- **What is needed**
In the following material, identify every line holding the string "this" and return it.

---*---

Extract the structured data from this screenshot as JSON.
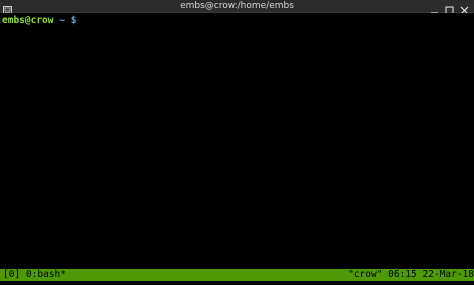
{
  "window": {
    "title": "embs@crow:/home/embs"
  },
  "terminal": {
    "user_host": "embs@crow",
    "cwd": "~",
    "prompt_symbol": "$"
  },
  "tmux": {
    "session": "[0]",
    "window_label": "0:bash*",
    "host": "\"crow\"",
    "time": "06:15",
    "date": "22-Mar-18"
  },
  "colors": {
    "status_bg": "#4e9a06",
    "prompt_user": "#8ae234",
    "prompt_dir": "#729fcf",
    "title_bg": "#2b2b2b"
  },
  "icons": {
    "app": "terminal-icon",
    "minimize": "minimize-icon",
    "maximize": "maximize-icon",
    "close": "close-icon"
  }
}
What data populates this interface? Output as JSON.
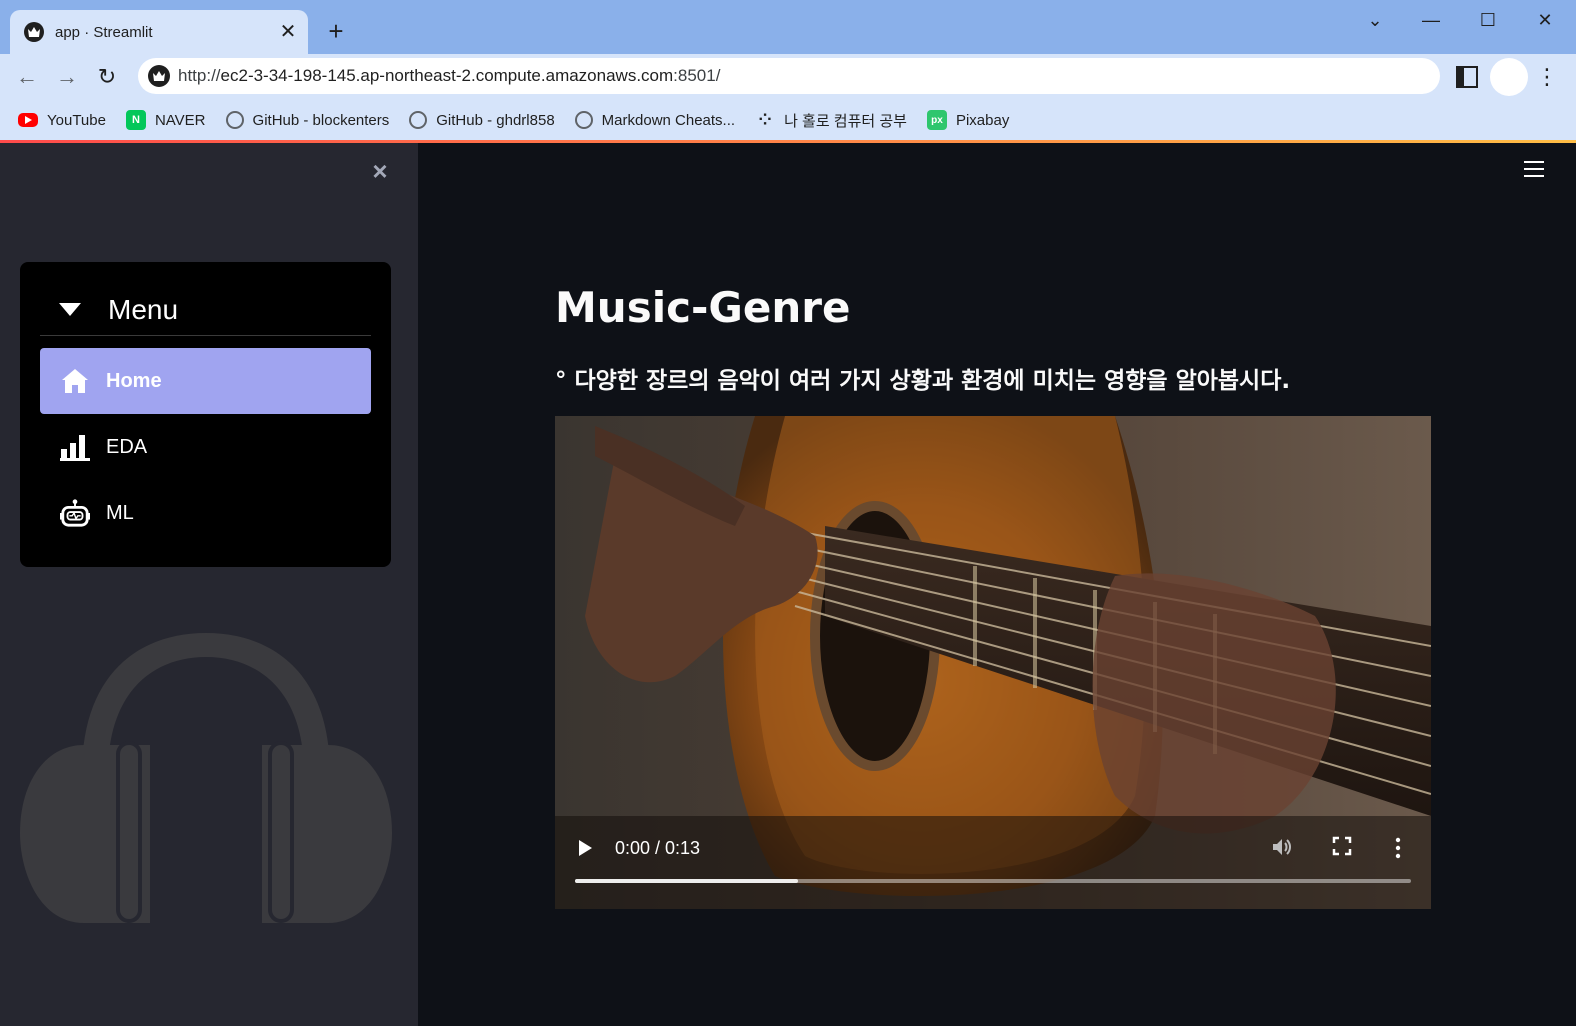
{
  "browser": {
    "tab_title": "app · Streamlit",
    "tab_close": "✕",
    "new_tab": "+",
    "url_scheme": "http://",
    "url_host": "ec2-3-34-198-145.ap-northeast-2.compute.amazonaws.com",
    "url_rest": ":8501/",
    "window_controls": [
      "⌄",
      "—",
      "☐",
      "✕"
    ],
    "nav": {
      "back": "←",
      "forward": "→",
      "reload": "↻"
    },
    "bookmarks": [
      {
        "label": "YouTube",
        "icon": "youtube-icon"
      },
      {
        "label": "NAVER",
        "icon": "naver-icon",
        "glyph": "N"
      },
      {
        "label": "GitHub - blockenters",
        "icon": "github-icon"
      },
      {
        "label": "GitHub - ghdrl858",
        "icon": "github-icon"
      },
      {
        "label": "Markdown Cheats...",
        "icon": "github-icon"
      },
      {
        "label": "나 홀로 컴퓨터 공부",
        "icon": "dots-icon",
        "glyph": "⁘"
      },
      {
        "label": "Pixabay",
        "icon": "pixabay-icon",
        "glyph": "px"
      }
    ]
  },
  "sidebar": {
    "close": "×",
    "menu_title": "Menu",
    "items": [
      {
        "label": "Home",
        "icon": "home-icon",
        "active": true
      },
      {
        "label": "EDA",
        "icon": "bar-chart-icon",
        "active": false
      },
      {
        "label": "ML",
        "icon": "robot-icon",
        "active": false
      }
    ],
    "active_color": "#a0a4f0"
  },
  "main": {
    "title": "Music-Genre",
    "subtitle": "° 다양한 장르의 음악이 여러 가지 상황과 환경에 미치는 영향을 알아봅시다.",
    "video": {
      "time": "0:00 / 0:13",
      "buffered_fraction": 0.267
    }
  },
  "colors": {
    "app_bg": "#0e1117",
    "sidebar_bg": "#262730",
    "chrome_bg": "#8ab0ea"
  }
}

---*---

- **Correct response**
Extract the structured data from this screenshot as JSON.
What data populates this interface? Output as JSON.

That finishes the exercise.